## EXCERPT PROVIDED
=-=-=-=-=

In a stroke of good fortune, New Jersey’s Public Service Corporation decided it wanted the land for a power station. It agreed to purchase the property for $618,625 in January, 1928. The proceeds enabled Mountain Ridge to buy 253 acres in West Caldwell, about 7½ miles to the north, for $285,719.18 after a year-long search, to spend $186,000 building the golf course, and to get a head start on the approximately $300,000 to construct and furnish the clubhouse.
Despite the remarkable array of Golden Age course designers who passed through the West Orange site, the club had only one man in mind for the sweeping property in West Caldwell: Donald Ross. The golfers at Mountain Ridge were by then familiar with Ross’s work; in New Jersey alone he had designed courses at Deal Golf & Country Club, Englewood C.C., Montclair Golf Club, Plainfield C.C., and Crestmont C.C. between 1915 and 1923. In April 1929, the club agreed to pay Ross $2,500 to design the Mountain Ridge course, and his firm was paid $14,000 to supervise construction, which began in May. The course was seeded by August and essentially completed except for the placement of one or two tees by September that year.
The magnificent clubhouse is the work of Clifford C. Wendehack, the foremost architect of such structures in his day. The steeply sloped, multicolored slate roof and the brick and stone exteriors are very familiar to those who know his clubhouse at Plainfield. Much of the brick came from old houses that were cleared from the property; he had used similarly found material at Winged Foot, where the stone exterior is made mostly from rock excavated in the construction of the golf courses.
The golf course was an immediate hit. Ross utilized the natural fall of the property to create green complexes that are sometimes steeper, sometimes flatter than they appear to the naked eye. The two nines begin in parallel but soon diverge, the outward nine circling counterclockwise, the inward nine clockwise, both rising to the finish. The course has short, medium, and long par-3s; short par-4s as well as several of Ross’s beloved par-4½ holes, and one true three-shot par-5 for all but the very longest hitters.

=-=-=-=-=

Lines drawn from a dataset
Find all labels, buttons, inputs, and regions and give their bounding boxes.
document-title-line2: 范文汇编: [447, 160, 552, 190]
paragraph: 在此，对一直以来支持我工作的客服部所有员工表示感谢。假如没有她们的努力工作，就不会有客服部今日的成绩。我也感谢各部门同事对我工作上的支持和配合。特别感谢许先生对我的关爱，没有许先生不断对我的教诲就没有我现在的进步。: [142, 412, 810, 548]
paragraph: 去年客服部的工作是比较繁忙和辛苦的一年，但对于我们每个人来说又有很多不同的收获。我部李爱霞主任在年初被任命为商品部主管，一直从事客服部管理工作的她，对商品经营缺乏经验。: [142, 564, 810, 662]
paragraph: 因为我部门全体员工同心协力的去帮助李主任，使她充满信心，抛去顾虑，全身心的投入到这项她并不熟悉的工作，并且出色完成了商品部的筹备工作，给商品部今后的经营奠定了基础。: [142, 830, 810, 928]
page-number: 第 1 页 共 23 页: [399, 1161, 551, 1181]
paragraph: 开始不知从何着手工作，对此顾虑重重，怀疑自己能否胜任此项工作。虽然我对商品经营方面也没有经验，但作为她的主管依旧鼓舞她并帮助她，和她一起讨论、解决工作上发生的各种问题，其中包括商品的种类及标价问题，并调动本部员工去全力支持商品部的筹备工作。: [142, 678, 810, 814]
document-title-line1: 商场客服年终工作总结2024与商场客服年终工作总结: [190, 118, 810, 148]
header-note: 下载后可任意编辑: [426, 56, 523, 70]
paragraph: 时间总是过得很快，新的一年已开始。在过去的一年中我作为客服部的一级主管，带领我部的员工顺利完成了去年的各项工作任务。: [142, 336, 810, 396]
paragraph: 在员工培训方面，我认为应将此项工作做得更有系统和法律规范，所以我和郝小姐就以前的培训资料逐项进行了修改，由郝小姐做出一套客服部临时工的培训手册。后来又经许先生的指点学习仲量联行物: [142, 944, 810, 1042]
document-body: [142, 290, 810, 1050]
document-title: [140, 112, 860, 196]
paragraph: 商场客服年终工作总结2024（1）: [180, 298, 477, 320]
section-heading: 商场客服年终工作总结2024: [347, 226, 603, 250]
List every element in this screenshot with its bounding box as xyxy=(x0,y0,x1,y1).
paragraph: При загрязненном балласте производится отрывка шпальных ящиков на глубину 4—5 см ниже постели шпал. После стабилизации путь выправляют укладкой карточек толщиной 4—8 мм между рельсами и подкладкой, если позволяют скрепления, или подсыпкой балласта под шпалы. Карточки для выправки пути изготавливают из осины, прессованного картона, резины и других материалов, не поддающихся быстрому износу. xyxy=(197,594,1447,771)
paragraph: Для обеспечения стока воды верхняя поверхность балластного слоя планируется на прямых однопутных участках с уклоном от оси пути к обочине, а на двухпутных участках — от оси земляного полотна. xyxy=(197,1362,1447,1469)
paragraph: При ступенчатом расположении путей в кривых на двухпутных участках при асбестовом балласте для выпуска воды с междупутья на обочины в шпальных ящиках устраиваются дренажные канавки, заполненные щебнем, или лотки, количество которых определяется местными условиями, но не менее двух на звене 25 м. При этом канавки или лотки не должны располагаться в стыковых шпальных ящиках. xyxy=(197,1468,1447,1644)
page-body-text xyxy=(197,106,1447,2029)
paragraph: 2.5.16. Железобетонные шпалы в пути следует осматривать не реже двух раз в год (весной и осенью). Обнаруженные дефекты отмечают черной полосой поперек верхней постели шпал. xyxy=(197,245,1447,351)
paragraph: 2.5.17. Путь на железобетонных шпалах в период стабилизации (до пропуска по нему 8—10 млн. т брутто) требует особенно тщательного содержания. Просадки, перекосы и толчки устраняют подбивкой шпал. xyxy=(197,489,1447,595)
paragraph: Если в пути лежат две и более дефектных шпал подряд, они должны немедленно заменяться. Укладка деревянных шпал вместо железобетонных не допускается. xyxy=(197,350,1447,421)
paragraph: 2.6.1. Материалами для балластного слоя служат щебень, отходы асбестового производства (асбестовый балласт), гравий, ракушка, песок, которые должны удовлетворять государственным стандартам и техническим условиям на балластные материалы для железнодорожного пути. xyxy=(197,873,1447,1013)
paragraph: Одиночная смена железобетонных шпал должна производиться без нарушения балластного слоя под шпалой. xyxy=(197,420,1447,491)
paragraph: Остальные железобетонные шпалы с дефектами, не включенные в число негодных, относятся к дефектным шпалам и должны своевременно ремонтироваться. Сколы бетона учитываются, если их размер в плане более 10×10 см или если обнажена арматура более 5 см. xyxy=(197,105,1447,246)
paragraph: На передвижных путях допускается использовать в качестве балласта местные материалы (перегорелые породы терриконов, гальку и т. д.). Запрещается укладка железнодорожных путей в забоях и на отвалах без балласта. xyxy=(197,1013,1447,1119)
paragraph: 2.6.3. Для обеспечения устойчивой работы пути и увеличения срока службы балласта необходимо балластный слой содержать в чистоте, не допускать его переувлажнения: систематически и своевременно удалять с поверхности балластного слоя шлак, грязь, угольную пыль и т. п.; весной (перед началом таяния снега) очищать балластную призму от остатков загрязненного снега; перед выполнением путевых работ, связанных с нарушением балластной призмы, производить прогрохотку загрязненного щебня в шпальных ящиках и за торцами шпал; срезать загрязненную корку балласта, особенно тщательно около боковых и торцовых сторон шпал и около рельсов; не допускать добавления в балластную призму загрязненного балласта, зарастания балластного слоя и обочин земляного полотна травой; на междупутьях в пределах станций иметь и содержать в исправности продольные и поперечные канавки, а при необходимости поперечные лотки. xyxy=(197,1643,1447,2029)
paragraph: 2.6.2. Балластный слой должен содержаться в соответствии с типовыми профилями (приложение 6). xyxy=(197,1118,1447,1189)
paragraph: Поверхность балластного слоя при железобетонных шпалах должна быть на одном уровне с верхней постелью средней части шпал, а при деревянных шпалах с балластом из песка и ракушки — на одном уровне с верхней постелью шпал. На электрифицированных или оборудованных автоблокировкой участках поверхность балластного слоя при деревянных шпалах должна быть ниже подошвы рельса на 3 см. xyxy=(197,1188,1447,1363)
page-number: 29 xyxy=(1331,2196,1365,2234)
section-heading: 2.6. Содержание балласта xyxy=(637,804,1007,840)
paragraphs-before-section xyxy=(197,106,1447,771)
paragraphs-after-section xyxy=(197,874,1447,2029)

=-=-=-=-=

## EXERCISE
According to the excerpt on Mountain Ridge, how much did the club agree in April 1929 to pay Donald Ross to design its course? These lines are material separate from the excerpt on Mountain Ridge.

## THE COMPLETED TASK
$2,500.